Tasks and exercises:
a. Name every aromatic plant that the text on companion planting carrots says helps keep carrot flies away.
b. From the text on companion planting carrots, pull out the passage starting with "Possibly the most" and going on through "retain moisture better.", word for word.

Source passage:
◇ ◇ ◇ ◇ ◇

Companion planting carrots well can lead to improved yields with less insect problems and even better tasting carrots. It’s an interesting and productive endeavor to companion plant. You can provide cover from sun or wind, attract beneficial insects, and trick unwanted insects. Companion planting involves thinking of the garden environment in its entirety.
Companion planting is a form of polyculture or planting different plants next to each other instead of one bed of carrots and one bed of tomatoes you’ll plant a bed of tomatoes, carrots, and chives. This type of gardening can lead to better use of space and less loss to insect or disease that can ravage a whole bed of the same plant.
Possibly the most successful companion planting in history is The Three Sisters: Corn, Squash, and Beans.
Companion Planting Carrots & Tomatoes
Tomatoes are warm weather plants that grow above the ground. Carrots are a cool weather crop that grow below the ground. It makes sense that these two grow well together. Tomato plants provide some shade to the carrot plants and the solanine produced by tomatoes is a natural insecticide to pests of carrot plants. Carrots aerate the soil around tomato plants roots while the top growth of the carrots shades the soil at the base of the tomatoes allowing the soil to retain moisture better.
There is a book originally published in 1975 titled Carrots Love Tomatoes. It’s a good title and definitely has some merit but there are many plants that grow well with carrots.
Carrot Plants With Onions, Leeks, Garlic & Chives
Onions, leeks, garlic, and chives are all aromatic plants that will help to keep away carrot flies attracted to the carrot plant by smell. Carrot flies can destroy crops of carrots and similar plants like parsnips, celery, and dill by laying eggs near the vegetable plants mentioned that once hatched feed on these crops. You may notice foliage turning brown or not find out that these guys are eating your root crops until you dig them up.

◇ ◇ ◇ ◇ ◇

Data records:
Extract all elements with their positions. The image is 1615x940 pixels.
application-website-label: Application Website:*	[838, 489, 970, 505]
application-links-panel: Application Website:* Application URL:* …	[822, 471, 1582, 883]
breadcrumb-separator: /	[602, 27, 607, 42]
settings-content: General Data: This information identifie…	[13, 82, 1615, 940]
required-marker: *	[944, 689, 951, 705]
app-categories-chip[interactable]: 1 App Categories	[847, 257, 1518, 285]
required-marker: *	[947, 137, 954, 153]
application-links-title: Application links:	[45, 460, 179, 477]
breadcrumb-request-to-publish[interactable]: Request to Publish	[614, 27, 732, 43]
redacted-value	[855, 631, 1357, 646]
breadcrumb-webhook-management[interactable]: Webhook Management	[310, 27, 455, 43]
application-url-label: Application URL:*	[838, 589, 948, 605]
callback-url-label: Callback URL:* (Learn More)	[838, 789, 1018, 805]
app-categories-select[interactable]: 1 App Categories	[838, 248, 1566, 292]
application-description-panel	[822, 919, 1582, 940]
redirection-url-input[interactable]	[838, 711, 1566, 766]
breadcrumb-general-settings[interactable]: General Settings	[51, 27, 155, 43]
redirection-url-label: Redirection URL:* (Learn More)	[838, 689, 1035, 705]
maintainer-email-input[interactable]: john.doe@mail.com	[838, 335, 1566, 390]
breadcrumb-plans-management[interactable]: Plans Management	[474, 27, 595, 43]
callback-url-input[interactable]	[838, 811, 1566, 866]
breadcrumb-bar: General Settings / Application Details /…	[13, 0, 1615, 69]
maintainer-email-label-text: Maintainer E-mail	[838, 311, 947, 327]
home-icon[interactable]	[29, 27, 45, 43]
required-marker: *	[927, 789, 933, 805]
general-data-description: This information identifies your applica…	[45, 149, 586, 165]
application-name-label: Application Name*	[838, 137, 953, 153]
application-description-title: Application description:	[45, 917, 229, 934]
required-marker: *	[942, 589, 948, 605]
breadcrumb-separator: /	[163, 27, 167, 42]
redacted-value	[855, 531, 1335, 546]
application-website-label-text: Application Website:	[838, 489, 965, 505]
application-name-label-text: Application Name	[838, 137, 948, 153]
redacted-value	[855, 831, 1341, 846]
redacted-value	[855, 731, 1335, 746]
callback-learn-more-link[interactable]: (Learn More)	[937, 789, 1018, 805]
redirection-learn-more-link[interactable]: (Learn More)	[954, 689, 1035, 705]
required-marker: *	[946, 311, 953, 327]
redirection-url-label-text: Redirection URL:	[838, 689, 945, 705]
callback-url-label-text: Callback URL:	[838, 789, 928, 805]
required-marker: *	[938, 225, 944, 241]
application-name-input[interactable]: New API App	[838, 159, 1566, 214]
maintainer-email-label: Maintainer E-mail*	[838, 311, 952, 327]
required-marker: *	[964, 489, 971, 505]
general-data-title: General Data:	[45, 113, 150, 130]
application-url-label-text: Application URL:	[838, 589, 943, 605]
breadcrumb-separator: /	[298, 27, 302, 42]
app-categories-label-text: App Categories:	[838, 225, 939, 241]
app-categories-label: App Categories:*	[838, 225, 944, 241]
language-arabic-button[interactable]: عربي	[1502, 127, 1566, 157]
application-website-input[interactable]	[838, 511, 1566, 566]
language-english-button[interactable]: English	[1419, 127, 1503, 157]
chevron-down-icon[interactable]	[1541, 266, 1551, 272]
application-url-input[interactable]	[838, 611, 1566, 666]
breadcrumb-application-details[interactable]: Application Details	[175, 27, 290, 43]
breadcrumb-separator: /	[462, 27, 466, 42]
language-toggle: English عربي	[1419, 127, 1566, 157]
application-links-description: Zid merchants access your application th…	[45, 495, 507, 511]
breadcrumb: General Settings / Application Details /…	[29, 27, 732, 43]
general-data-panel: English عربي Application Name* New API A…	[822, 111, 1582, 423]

◇ ◇ ◇ ◇ ◇

Answers per task:
a. Onions, leeks, garlic, and chives.

b.
Possibly the most successful companion planting in history is The Three Sisters: Corn, Squash, and Beans.
Companion Planting Carrots & Tomatoes
Tomatoes are warm weather plants that grow above the ground. Carrots are a cool weather crop that grow below the ground. It makes sense that these two grow well together. Tomato plants provide some shade to the carrot plants and the solanine produced by tomatoes is a natural insecticide to pests of carrot plants. Carrots aerate the soil around tomato plants roots while the top growth of the carrots shades the soil at the base of the tomatoes allowing the soil to retain moisture better.